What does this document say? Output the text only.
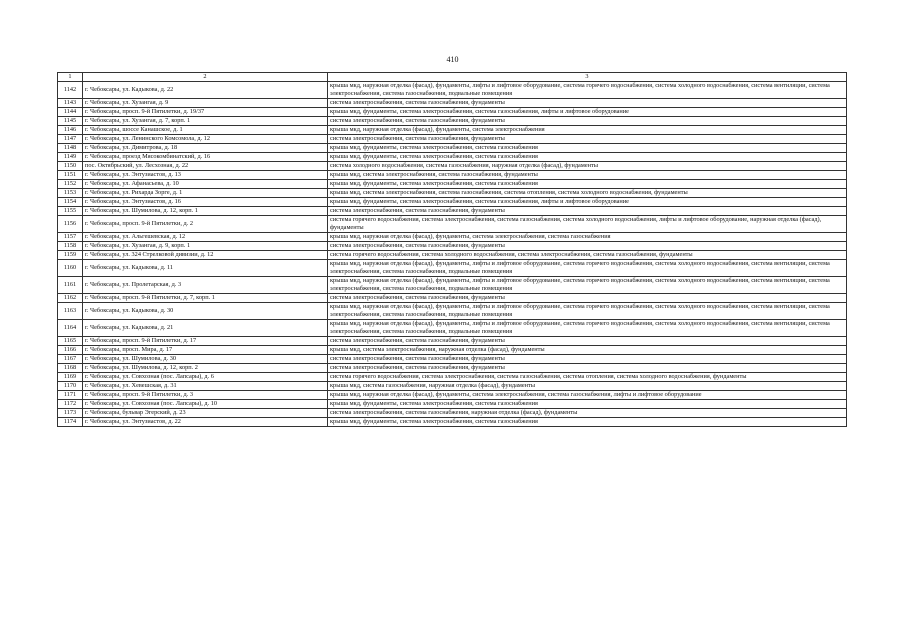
410
1	2	3
1142	г. Чебоксары, ул. Кадыкова, д. 22	крыша мкд, наружная отделка (фасад), фундаменты, лифты и лифтовое оборудование, система горячего водоснабжения, система холодного водоснабжения, система вентиляции, система электроснабжения, система газоснабжения, подвальные помещения
1143	г. Чебоксары, ул. Хузангая, д. 9	система электроснабжения, система газоснабжения, фундаменты
1144	г. Чебоксары, просп. 9-й Пятилетки, д. 19/37	крыша мкд, фундаменты, система электроснабжения, система газоснабжения, лифты и лифтовое оборудование
1145	г. Чебоксары, ул. Хузангая, д. 7, корп. 1	система электроснабжения, система газоснабжения, фундаменты
1146	г. Чебоксары, шоссе Канашское, д. 1	крыша мкд, наружная отделка (фасад), фундаменты, система электроснабжения
1147	г. Чебоксары, ул. Ленинского Комсомола, д. 12	система электроснабжения, система газоснабжения, фундаменты
1148	г. Чебоксары, ул. Димитрова, д. 18	крыша мкд, фундаменты, система электроснабжения, система газоснабжения
1149	г. Чебоксары, проезд Мясокомбинатский, д. 16	крыша мкд, фундаменты, система электроснабжения, система газоснабжения
1150	пос. Октябрьский, ул. Лесхозная, д. 22	система холодного водоснабжения, система газоснабжения, наружная отделка (фасад), фундаменты
1151	г. Чебоксары, ул. Энтузиастов, д. 13	крыша мкд, система электроснабжения, система газоснабжения, фундаменты
1152	г. Чебоксары, ул. Афанасьева, д. 10	крыша мкд, фундаменты, система электроснабжения, система газоснабжения
1153	г. Чебоксары, ул. Рихарда Зорге, д. 1	крыша мкд, система электроснабжения, система газоснабжения, система отопления, система холодного водоснабжения, фундаменты
1154	г. Чебоксары, ул. Энтузиастов, д. 16	крыша мкд, фундаменты, система электроснабжения, система газоснабжения, лифты и лифтовое оборудование
1155	г. Чебоксары, ул. Шумилова, д. 12, корп. 1	система электроснабжения, система газоснабжения, фундаменты
1156	г. Чебоксары, просп. 9-й Пятилетки, д. 2	система горячего водоснабжения, система электроснабжения, система газоснабжения, система холодного водоснабжения, лифты и лифтовое оборудование, наружная отделка (фасад), фундаменты
1157	г. Чебоксары, ул. Альгешевская, д. 12	крыша мкд, наружная отделка (фасад), фундаменты, система электроснабжения, система газоснабжения
1158	г. Чебоксары, ул. Хузангая, д. 9, корп. 1	система электроснабжения, система газоснабжения, фундаменты
1159	г. Чебоксары, ул. 324 Стрелковой дивизии, д. 12	система горячего водоснабжения, система холодного водоснабжения, система электроснабжения, система газоснабжения, фундаменты
1160	г. Чебоксары, ул. Кадыкова, д. 11	крыша мкд, наружная отделка (фасад), фундаменты, лифты и лифтовое оборудование, система горячего водоснабжения, система холодного водоснабжения, система вентиляции, система электроснабжения, система газоснабжения, подвальные помещения
1161	г. Чебоксары, ул. Пролетарская, д. 3	крыша мкд, наружная отделка (фасад), фундаменты, лифты и лифтовое оборудование, система горячего водоснабжения, система холодного водоснабжения, система вентиляции, система электроснабжения, система газоснабжения, подвальные помещения
1162	г. Чебоксары, просп. 9-й Пятилетки, д. 7, корп. 1	система электроснабжения, система газоснабжения, фундаменты
1163	г. Чебоксары, ул. Кадыкова, д. 30	крыша мкд, наружная отделка (фасад), фундаменты, лифты и лифтовое оборудование, система горячего водоснабжения, система холодного водоснабжения, система вентиляции, система электроснабжения, система газоснабжения, подвальные помещения
1164	г. Чебоксары, ул. Кадыкова, д. 21	крыша мкд, наружная отделка (фасад), фундаменты, лифты и лифтовое оборудование, система горячего водоснабжения, система холодного водоснабжения, система вентиляции, система электроснабжения, система газоснабжения, подвальные помещения
1165	г. Чебоксары, просп. 9-й Пятилетки, д. 17	система электроснабжения, система газоснабжения, фундаменты
1166	г. Чебоксары, просп. Мира, д. 17	крыша мкд, система электроснабжения, наружная отделка (фасад), фундаменты
1167	г. Чебоксары, ул. Шумилова, д. 30	система электроснабжения, система газоснабжения, фундаменты
1168	г. Чебоксары, ул. Шумилова, д. 12, корп. 2	система электроснабжения, система газоснабжения, фундаменты
1169	г. Чебоксары, ул. Совхозная (пос. Лапсары), д. 6	система горячего водоснабжения, система электроснабжения, система газоснабжения, система отопления, система холодного водоснабжения, фундаменты
1170	г. Чебоксары, ул. Хевешская, д. 31	крыша мкд, система газоснабжения, наружная отделка (фасад), фундаменты
1171	г. Чебоксары, просп. 9-й Пятилетки, д. 3	крыша мкд, наружная отделка (фасад), фундаменты, система электроснабжения, система газоснабжения, лифты и лифтовое оборудование
1172	г. Чебоксары, ул. Совхозная (пос. Лапсары), д. 10	крыша мкд, фундаменты, система электроснабжения, система газоснабжения
1173	г. Чебоксары, бульвар Эгерский, д. 23	система электроснабжения, система газоснабжения, наружная отделка (фасад), фундаменты
1174	г. Чебоксары, ул. Энтузиастов, д. 22	крыша мкд, фундаменты, система электроснабжения, система газоснабжения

^^^^

§ Set problem: Make an exact reproduction of the listing above, without any pictures.

§ Exercise response:
What does this document say? Output the text only.
410
1	2	3
1142	г. Чебоксары, ул. Кадыкова, д. 22	крыша мкд, наружная отделка (фасад), фундаменты, лифты и лифтовое оборудование, система горячего водоснабжения, система холодного водоснабжения, система вентиляции, система электроснабжения, система газоснабжения, подвальные помещения
1143	г. Чебоксары, ул. Хузангая, д. 9	система электроснабжения, система газоснабжения, фундаменты
1144	г. Чебоксары, просп. 9-й Пятилетки, д. 19/37	крыша мкд, фундаменты, система электроснабжения, система газоснабжения, лифты и лифтовое оборудование
1145	г. Чебоксары, ул. Хузангая, д. 7, корп. 1	система электроснабжения, система газоснабжения, фундаменты
1146	г. Чебоксары, шоссе Канашское, д. 1	крыша мкд, наружная отделка (фасад), фундаменты, система электроснабжения
1147	г. Чебоксары, ул. Ленинского Комсомола, д. 12	система электроснабжения, система газоснабжения, фундаменты
1148	г. Чебоксары, ул. Димитрова, д. 18	крыша мкд, фундаменты, система электроснабжения, система газоснабжения
1149	г. Чебоксары, проезд Мясокомбинатский, д. 16	крыша мкд, фундаменты, система электроснабжения, система газоснабжения
1150	пос. Октябрьский, ул. Лесхозная, д. 22	система холодного водоснабжения, система газоснабжения, наружная отделка (фасад), фундаменты
1151	г. Чебоксары, ул. Энтузиастов, д. 13	крыша мкд, система электроснабжения, система газоснабжения, фундаменты
1152	г. Чебоксары, ул. Афанасьева, д. 10	крыша мкд, фундаменты, система электроснабжения, система газоснабжения
1153	г. Чебоксары, ул. Рихарда Зорге, д. 1	крыша мкд, система электроснабжения, система газоснабжения, система отопления, система холодного водоснабжения, фундаменты
1154	г. Чебоксары, ул. Энтузиастов, д. 16	крыша мкд, фундаменты, система электроснабжения, система газоснабжения, лифты и лифтовое оборудование
1155	г. Чебоксары, ул. Шумилова, д. 12, корп. 1	система электроснабжения, система газоснабжения, фундаменты
1156	г. Чебоксары, просп. 9-й Пятилетки, д. 2	система горячего водоснабжения, система электроснабжения, система газоснабжения, система холодного водоснабжения, лифты и лифтовое оборудование, наружная отделка (фасад), фундаменты
1157	г. Чебоксары, ул. Альгешевская, д. 12	крыша мкд, наружная отделка (фасад), фундаменты, система электроснабжения, система газоснабжения
1158	г. Чебоксары, ул. Хузангая, д. 9, корп. 1	система электроснабжения, система газоснабжения, фундаменты
1159	г. Чебоксары, ул. 324 Стрелковой дивизии, д. 12	система горячего водоснабжения, система холодного водоснабжения, система электроснабжения, система газоснабжения, фундаменты
1160	г. Чебоксары, ул. Кадыкова, д. 11	крыша мкд, наружная отделка (фасад), фундаменты, лифты и лифтовое оборудование, система горячего водоснабжения, система холодного водоснабжения, система вентиляции, система электроснабжения, система газоснабжения, подвальные помещения
1161	г. Чебоксары, ул. Пролетарская, д. 3	крыша мкд, наружная отделка (фасад), фундаменты, лифты и лифтовое оборудование, система горячего водоснабжения, система холодного водоснабжения, система вентиляции, система электроснабжения, система газоснабжения, подвальные помещения
1162	г. Чебоксары, просп. 9-й Пятилетки, д. 7, корп. 1	система электроснабжения, система газоснабжения, фундаменты
1163	г. Чебоксары, ул. Кадыкова, д. 30	крыша мкд, наружная отделка (фасад), фундаменты, лифты и лифтовое оборудование, система горячего водоснабжения, система холодного водоснабжения, система вентиляции, система электроснабжения, система газоснабжения, подвальные помещения
1164	г. Чебоксары, ул. Кадыкова, д. 21	крыша мкд, наружная отделка (фасад), фундаменты, лифты и лифтовое оборудование, система горячего водоснабжения, система холодного водоснабжения, система вентиляции, система электроснабжения, система газоснабжения, подвальные помещения
1165	г. Чебоксары, просп. 9-й Пятилетки, д. 17	система электроснабжения, система газоснабжения, фундаменты
1166	г. Чебоксары, просп. Мира, д. 17	крыша мкд, система электроснабжения, наружная отделка (фасад), фундаменты
1167	г. Чебоксары, ул. Шумилова, д. 30	система электроснабжения, система газоснабжения, фундаменты
1168	г. Чебоксары, ул. Шумилова, д. 12, корп. 2	система электроснабжения, система газоснабжения, фундаменты
1169	г. Чебоксары, ул. Совхозная (пос. Лапсары), д. 6	система горячего водоснабжения, система электроснабжения, система газоснабжения, система отопления, система холодного водоснабжения, фундаменты
1170	г. Чебоксары, ул. Хевешская, д. 31	крыша мкд, система газоснабжения, наружная отделка (фасад), фундаменты
1171	г. Чебоксары, просп. 9-й Пятилетки, д. 3	крыша мкд, наружная отделка (фасад), фундаменты, система электроснабжения, система газоснабжения, лифты и лифтовое оборудование
1172	г. Чебоксары, ул. Совхозная (пос. Лапсары), д. 10	крыша мкд, фундаменты, система электроснабжения, система газоснабжения
1173	г. Чебоксары, бульвар Эгерский, д. 23	система электроснабжения, система газоснабжения, наружная отделка (фасад), фундаменты
1174	г. Чебоксары, ул. Энтузиастов, д. 22	крыша мкд, фундаменты, система электроснабжения, система газоснабжения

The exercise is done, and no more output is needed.